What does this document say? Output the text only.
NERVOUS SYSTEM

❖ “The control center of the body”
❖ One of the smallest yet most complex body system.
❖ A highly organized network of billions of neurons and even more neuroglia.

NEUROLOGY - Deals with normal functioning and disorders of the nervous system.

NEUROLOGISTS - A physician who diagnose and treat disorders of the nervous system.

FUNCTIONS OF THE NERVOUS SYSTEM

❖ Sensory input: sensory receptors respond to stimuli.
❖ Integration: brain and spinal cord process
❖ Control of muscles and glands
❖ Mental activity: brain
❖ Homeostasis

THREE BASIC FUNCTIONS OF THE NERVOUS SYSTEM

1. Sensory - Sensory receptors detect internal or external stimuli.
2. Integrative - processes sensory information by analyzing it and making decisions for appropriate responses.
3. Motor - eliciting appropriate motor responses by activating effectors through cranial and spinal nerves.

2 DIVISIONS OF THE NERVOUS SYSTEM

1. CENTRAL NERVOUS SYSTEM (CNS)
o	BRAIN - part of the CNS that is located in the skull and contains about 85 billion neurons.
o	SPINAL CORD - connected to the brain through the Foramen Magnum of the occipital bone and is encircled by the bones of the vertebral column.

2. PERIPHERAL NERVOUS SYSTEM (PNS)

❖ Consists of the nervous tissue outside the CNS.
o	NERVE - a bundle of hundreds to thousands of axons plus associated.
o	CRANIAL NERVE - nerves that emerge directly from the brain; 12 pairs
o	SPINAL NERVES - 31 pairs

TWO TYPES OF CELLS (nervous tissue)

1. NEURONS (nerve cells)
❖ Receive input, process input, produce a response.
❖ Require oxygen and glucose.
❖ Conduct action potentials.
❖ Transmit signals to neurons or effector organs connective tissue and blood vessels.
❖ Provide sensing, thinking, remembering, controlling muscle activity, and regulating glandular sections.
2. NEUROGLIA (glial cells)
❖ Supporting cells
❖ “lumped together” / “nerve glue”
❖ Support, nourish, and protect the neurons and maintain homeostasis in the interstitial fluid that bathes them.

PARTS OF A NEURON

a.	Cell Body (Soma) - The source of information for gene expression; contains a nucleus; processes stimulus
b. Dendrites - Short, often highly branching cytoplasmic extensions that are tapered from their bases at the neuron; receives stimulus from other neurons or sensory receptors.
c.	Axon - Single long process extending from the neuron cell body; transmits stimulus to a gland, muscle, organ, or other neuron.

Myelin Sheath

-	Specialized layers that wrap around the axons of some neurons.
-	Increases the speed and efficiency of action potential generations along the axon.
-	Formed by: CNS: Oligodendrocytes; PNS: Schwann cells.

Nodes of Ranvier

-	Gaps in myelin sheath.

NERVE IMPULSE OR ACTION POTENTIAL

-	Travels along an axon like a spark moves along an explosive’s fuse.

----

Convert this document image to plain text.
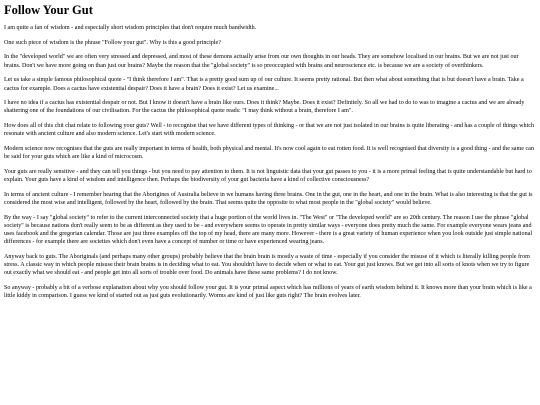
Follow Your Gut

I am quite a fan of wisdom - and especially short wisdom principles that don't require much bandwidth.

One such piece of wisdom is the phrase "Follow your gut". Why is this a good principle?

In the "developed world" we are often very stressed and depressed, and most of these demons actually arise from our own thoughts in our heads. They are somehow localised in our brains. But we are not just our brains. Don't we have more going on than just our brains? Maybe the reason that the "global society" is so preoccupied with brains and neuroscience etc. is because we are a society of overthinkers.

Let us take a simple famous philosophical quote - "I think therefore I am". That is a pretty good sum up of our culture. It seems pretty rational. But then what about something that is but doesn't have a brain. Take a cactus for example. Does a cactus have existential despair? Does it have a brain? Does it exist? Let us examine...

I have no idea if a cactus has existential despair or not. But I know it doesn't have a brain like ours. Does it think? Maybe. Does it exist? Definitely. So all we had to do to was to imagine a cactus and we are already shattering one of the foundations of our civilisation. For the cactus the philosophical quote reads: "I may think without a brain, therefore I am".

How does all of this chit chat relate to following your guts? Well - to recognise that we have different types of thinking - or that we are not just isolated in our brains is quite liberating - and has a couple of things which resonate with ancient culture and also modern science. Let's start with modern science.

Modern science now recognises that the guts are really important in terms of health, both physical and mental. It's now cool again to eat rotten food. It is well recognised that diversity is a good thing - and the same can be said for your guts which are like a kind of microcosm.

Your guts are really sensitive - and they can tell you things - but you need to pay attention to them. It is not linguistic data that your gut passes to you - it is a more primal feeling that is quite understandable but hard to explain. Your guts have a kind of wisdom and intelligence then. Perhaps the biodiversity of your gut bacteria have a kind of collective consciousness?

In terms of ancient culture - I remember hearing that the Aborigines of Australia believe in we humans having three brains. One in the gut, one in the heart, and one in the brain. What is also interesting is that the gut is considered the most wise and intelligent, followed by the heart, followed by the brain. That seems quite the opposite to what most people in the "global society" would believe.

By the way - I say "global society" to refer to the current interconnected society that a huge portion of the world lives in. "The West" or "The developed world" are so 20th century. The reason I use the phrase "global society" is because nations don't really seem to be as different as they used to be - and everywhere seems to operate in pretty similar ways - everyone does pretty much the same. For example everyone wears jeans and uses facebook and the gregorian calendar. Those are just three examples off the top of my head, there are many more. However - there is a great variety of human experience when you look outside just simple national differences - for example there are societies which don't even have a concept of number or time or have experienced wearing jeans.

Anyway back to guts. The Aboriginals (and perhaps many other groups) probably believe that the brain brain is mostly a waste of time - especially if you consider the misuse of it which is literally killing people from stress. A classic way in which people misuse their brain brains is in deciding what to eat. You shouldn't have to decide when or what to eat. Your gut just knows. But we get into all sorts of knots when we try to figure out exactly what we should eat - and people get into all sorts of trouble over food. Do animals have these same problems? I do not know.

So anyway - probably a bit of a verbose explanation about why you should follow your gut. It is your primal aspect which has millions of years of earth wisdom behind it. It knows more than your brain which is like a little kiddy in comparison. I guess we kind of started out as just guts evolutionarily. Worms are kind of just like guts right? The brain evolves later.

----

TASK BRIEF: All lines of the listing that contain the word "tissue" should be copied out.

TASK SOLUTION:
❖ Consists of the nervous tissue outside the CNS.
TWO TYPES OF CELLS (nervous tissue)
❖ Transmit signals to neurons or effector organs connective tissue and blood vessels.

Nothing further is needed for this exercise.